* **Directions**
Copy every one of the items below word for word, reproducing each line with no changes.

* **Extracted entries**
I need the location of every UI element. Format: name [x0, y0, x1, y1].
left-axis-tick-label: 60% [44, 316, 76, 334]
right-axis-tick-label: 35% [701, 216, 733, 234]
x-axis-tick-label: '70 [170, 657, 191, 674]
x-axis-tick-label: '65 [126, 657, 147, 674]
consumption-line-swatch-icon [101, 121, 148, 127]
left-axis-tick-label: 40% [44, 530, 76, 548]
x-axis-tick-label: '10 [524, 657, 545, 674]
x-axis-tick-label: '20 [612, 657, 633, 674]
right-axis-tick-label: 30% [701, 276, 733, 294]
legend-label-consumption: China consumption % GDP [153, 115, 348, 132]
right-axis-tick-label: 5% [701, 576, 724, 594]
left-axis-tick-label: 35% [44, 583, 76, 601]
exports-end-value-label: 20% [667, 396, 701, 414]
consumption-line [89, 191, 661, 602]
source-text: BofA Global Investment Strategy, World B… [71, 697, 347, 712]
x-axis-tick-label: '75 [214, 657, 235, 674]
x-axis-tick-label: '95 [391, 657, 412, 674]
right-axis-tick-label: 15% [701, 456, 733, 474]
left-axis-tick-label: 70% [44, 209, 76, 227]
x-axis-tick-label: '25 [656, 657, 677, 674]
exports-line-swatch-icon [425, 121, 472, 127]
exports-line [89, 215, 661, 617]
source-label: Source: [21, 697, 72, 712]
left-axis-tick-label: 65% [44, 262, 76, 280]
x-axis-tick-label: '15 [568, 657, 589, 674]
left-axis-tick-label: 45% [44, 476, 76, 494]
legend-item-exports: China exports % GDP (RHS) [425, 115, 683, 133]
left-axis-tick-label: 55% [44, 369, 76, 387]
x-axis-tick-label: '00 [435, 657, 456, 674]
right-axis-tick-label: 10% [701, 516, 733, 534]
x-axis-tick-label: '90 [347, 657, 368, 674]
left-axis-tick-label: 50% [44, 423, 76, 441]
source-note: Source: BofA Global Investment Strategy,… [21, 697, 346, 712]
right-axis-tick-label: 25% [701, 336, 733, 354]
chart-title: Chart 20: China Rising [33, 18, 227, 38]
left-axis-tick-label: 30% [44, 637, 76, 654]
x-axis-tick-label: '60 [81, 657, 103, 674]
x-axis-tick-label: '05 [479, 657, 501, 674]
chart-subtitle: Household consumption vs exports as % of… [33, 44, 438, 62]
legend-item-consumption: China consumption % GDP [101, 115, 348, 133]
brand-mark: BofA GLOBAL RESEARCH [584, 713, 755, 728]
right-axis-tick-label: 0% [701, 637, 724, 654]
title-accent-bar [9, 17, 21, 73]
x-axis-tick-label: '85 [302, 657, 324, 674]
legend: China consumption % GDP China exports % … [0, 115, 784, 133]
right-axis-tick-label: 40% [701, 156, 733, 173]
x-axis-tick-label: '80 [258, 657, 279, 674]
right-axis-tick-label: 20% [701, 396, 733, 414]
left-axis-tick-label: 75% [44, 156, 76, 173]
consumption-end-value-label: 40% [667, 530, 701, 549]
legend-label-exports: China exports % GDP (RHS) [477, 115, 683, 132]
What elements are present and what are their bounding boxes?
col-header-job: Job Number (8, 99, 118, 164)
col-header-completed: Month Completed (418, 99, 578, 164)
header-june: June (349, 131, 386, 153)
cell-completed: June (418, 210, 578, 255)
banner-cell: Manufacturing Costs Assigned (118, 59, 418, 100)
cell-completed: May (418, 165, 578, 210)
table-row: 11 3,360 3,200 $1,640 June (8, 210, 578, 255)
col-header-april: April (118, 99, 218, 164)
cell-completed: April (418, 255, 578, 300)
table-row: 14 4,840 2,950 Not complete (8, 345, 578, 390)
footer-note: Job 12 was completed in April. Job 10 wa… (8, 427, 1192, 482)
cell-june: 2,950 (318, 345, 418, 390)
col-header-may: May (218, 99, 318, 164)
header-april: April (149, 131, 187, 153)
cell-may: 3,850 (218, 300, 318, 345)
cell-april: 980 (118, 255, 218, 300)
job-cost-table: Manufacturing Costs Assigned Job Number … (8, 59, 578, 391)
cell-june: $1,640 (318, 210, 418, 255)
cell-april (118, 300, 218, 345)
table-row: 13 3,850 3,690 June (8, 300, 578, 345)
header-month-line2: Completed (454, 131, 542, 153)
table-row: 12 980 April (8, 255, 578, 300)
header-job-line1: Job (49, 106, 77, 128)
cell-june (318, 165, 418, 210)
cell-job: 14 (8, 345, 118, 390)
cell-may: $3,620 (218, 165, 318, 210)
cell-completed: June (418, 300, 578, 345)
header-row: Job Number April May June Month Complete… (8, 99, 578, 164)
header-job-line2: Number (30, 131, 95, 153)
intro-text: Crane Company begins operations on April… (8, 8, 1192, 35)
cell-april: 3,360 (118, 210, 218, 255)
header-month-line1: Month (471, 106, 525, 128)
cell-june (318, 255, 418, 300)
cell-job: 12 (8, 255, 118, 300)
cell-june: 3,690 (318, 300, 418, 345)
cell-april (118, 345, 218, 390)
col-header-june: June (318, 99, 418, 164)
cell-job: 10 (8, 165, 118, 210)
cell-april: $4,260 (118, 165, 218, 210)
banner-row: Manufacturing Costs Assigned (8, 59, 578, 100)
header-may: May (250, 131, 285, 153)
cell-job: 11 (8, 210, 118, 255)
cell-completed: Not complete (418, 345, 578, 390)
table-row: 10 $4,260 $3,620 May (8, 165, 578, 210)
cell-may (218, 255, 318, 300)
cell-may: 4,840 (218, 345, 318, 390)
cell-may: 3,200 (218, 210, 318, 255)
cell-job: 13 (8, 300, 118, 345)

* **Task response**
I need the location of every UI element. Format: name [x0, y0, x1, y1].
left-axis-tick-label: 60% [44, 316, 76, 334]
right-axis-tick-label: 35% [701, 216, 733, 234]
x-axis-tick-label: '70 [170, 657, 191, 674]
x-axis-tick-label: '65 [126, 657, 147, 674]
consumption-line-swatch-icon [101, 121, 148, 127]
left-axis-tick-label: 40% [44, 530, 76, 548]
x-axis-tick-label: '10 [524, 657, 545, 674]
x-axis-tick-label: '20 [612, 657, 633, 674]
right-axis-tick-label: 30% [701, 276, 733, 294]
legend-label-consumption: China consumption % GDP [153, 115, 348, 132]
right-axis-tick-label: 5% [701, 576, 724, 594]
left-axis-tick-label: 35% [44, 583, 76, 601]
exports-end-value-label: 20% [667, 396, 701, 414]
consumption-line [89, 191, 661, 602]
source-text: BofA Global Investment Strategy, World B… [71, 697, 347, 712]
x-axis-tick-label: '75 [214, 657, 235, 674]
x-axis-tick-label: '95 [391, 657, 412, 674]
right-axis-tick-label: 15% [701, 456, 733, 474]
left-axis-tick-label: 70% [44, 209, 76, 227]
x-axis-tick-label: '25 [656, 657, 677, 674]
exports-line-swatch-icon [425, 121, 472, 127]
exports-line [89, 215, 661, 617]
source-label: Source: [21, 697, 72, 712]
left-axis-tick-label: 65% [44, 262, 76, 280]
x-axis-tick-label: '15 [568, 657, 589, 674]
left-axis-tick-label: 45% [44, 476, 76, 494]
legend-item-exports: China exports % GDP (RHS) [425, 115, 683, 133]
left-axis-tick-label: 55% [44, 369, 76, 387]
x-axis-tick-label: '00 [435, 657, 456, 674]
right-axis-tick-label: 10% [701, 516, 733, 534]
x-axis-tick-label: '90 [347, 657, 368, 674]
left-axis-tick-label: 50% [44, 423, 76, 441]
source-note: Source: BofA Global Investment Strategy,… [21, 697, 346, 712]
right-axis-tick-label: 25% [701, 336, 733, 354]
chart-title: Chart 20: China Rising [33, 18, 227, 38]
left-axis-tick-label: 30% [44, 637, 76, 654]
x-axis-tick-label: '60 [81, 657, 103, 674]
x-axis-tick-label: '05 [479, 657, 501, 674]
chart-subtitle: Household consumption vs exports as % of… [33, 44, 438, 62]
legend-item-consumption: China consumption % GDP [101, 115, 348, 133]
brand-mark: BofA GLOBAL RESEARCH [584, 713, 755, 728]
right-axis-tick-label: 0% [701, 637, 724, 654]
title-accent-bar [9, 17, 21, 73]
x-axis-tick-label: '85 [302, 657, 324, 674]
legend: China consumption % GDP China exports % … [0, 115, 784, 133]
right-axis-tick-label: 40% [701, 156, 733, 173]
x-axis-tick-label: '80 [258, 657, 279, 674]
right-axis-tick-label: 20% [701, 396, 733, 414]
left-axis-tick-label: 75% [44, 156, 76, 173]
consumption-end-value-label: 40% [667, 530, 701, 549]
legend-label-exports: China exports % GDP (RHS) [477, 115, 683, 132]
What elements are present and what are their bounding boxes?
col-header-job: Job Number (8, 99, 118, 164)
col-header-completed: Month Completed (418, 99, 578, 164)
header-june: June (349, 131, 386, 153)
cell-completed: June (418, 210, 578, 255)
banner-cell: Manufacturing Costs Assigned (118, 59, 418, 100)
cell-completed: May (418, 165, 578, 210)
table-row: 11 3,360 3,200 $1,640 June (8, 210, 578, 255)
col-header-april: April (118, 99, 218, 164)
cell-completed: April (418, 255, 578, 300)
table-row: 14 4,840 2,950 Not complete (8, 345, 578, 390)
footer-note: Job 12 was completed in April. Job 10 wa… (8, 427, 1192, 482)
cell-june: 2,950 (318, 345, 418, 390)
col-header-may: May (218, 99, 318, 164)
header-april: April (149, 131, 187, 153)
cell-may: 3,850 (218, 300, 318, 345)
cell-april: 980 (118, 255, 218, 300)
job-cost-table: Manufacturing Costs Assigned Job Number … (8, 59, 578, 391)
cell-june: $1,640 (318, 210, 418, 255)
cell-april (118, 300, 218, 345)
table-row: 13 3,850 3,690 June (8, 300, 578, 345)
header-month-line2: Completed (454, 131, 542, 153)
table-row: 12 980 April (8, 255, 578, 300)
header-job-line1: Job (49, 106, 77, 128)
cell-june (318, 165, 418, 210)
cell-job: 14 (8, 345, 118, 390)
cell-may: $3,620 (218, 165, 318, 210)
cell-completed: June (418, 300, 578, 345)
header-row: Job Number April May June Month Complete… (8, 99, 578, 164)
header-job-line2: Number (30, 131, 95, 153)
intro-text: Crane Company begins operations on April… (8, 8, 1192, 35)
cell-april: 3,360 (118, 210, 218, 255)
header-month-line1: Month (471, 106, 525, 128)
cell-june (318, 255, 418, 300)
cell-job: 12 (8, 255, 118, 300)
cell-june: 3,690 (318, 300, 418, 345)
cell-april (118, 345, 218, 390)
col-header-june: June (318, 99, 418, 164)
cell-job: 10 (8, 165, 118, 210)
cell-april: $4,260 (118, 165, 218, 210)
banner-row: Manufacturing Costs Assigned (8, 59, 578, 100)
header-may: May (250, 131, 285, 153)
cell-job: 11 (8, 210, 118, 255)
cell-completed: Not complete (418, 345, 578, 390)
table-row: 10 $4,260 $3,620 May (8, 165, 578, 210)
cell-may (218, 255, 318, 300)
cell-may: 4,840 (218, 345, 318, 390)
cell-may: 3,200 (218, 210, 318, 255)
cell-job: 13 (8, 300, 118, 345)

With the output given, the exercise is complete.